**The problem:** Check each line of the records for "median"; collect those that have it.

**Record excerpts:**
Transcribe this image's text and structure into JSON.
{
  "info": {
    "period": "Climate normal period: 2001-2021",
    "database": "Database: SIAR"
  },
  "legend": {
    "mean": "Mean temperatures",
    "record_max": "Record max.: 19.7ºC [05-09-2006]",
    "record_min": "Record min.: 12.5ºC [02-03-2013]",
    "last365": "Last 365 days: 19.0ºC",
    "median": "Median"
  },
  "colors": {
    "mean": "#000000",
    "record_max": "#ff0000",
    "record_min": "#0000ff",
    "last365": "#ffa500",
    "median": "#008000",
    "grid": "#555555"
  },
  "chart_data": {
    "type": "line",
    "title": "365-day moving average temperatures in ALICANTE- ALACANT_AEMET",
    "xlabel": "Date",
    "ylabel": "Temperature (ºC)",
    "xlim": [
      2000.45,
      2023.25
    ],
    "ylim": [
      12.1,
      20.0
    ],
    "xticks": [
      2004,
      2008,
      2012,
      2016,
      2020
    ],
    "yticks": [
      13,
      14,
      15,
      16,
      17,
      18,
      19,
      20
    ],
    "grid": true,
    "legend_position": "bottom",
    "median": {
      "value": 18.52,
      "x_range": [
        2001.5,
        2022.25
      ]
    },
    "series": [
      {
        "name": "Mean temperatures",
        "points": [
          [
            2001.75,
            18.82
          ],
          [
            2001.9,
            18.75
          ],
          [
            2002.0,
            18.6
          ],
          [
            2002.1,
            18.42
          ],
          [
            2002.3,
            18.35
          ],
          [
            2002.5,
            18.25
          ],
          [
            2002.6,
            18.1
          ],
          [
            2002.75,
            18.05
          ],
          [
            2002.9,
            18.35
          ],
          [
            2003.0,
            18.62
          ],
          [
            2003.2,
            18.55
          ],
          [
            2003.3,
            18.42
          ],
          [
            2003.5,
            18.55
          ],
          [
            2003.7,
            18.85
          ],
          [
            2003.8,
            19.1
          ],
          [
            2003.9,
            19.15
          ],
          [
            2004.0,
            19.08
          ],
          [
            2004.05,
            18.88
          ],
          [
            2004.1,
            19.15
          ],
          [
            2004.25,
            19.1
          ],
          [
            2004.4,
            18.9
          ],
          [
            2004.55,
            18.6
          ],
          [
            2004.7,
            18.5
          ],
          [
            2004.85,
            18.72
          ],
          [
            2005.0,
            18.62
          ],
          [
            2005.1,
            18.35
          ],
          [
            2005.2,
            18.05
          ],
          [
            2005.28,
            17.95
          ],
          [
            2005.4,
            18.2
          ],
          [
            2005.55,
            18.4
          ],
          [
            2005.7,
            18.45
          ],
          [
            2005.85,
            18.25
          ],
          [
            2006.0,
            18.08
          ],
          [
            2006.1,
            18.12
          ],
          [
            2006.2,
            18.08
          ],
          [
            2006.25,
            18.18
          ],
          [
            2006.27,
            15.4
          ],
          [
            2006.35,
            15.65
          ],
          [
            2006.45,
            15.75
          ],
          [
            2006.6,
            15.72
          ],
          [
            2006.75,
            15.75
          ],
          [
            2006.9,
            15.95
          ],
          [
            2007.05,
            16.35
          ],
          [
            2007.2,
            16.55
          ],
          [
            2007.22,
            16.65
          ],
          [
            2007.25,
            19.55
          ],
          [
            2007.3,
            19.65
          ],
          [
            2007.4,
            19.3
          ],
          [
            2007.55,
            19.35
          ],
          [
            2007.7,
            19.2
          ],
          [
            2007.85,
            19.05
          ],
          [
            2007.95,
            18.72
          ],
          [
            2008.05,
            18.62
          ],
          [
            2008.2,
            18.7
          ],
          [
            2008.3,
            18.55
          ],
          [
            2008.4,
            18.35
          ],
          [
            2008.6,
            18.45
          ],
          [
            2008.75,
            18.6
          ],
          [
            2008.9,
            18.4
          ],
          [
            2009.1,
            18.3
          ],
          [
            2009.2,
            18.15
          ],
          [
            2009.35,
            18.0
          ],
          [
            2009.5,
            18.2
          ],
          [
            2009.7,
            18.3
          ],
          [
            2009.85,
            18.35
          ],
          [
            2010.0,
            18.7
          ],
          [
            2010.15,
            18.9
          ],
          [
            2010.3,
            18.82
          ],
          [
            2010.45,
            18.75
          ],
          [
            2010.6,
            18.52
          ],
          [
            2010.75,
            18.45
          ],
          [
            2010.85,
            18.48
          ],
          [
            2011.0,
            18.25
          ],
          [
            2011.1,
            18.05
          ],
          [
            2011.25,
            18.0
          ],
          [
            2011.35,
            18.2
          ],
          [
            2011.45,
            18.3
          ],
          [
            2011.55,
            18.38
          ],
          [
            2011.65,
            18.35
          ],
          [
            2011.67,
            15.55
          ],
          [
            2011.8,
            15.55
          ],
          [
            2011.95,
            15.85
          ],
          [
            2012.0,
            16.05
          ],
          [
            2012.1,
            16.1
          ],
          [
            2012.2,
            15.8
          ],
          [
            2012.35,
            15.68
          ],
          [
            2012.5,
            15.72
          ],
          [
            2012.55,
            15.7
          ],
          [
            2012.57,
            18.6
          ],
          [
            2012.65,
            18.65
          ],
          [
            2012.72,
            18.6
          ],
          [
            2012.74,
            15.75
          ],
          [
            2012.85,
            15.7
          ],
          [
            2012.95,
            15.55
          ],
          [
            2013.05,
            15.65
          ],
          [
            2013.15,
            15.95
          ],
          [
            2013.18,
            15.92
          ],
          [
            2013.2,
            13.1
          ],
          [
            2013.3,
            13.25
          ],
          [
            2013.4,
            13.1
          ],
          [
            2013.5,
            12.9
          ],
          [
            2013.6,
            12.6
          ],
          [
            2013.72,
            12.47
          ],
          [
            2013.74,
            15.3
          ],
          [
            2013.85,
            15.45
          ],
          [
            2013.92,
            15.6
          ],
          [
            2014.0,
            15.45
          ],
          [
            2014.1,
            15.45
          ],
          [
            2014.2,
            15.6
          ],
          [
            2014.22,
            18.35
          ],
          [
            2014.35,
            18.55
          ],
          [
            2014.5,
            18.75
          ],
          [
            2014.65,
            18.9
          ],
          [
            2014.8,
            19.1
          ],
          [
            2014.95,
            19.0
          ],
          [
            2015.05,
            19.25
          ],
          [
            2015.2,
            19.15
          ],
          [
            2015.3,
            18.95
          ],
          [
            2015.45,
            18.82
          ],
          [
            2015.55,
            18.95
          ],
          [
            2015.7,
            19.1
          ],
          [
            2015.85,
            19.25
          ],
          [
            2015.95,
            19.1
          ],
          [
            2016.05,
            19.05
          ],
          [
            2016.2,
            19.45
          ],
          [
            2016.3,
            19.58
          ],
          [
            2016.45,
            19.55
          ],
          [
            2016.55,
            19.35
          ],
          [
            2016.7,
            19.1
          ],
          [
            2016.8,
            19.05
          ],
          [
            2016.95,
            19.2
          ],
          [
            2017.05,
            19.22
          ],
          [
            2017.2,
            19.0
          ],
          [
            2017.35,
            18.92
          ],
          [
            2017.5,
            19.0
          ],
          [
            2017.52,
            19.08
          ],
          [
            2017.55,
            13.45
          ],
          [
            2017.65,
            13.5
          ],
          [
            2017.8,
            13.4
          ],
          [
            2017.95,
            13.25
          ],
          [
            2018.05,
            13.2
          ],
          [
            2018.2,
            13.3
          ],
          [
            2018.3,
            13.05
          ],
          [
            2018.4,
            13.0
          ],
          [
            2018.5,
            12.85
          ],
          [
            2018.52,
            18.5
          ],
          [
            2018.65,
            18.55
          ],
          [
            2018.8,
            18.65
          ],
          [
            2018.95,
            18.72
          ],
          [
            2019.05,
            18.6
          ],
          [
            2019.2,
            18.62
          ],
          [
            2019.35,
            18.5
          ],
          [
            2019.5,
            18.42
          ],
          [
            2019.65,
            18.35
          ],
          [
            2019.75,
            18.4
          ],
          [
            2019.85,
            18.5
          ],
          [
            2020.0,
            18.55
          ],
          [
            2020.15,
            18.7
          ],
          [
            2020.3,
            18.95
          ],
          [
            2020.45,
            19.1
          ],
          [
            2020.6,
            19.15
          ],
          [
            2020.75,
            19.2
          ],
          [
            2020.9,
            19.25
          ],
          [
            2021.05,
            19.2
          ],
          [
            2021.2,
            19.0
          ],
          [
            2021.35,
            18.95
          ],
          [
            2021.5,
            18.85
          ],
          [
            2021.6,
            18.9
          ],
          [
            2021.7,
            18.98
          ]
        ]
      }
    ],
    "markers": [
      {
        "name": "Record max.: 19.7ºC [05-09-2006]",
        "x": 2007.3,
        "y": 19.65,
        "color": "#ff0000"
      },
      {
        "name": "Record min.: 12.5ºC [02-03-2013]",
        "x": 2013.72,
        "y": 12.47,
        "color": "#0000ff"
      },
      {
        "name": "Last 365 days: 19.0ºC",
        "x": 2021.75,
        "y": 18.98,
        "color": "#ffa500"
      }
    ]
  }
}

**Task result:**
    "median": "Median"
    "median": "#008000",
    "median": {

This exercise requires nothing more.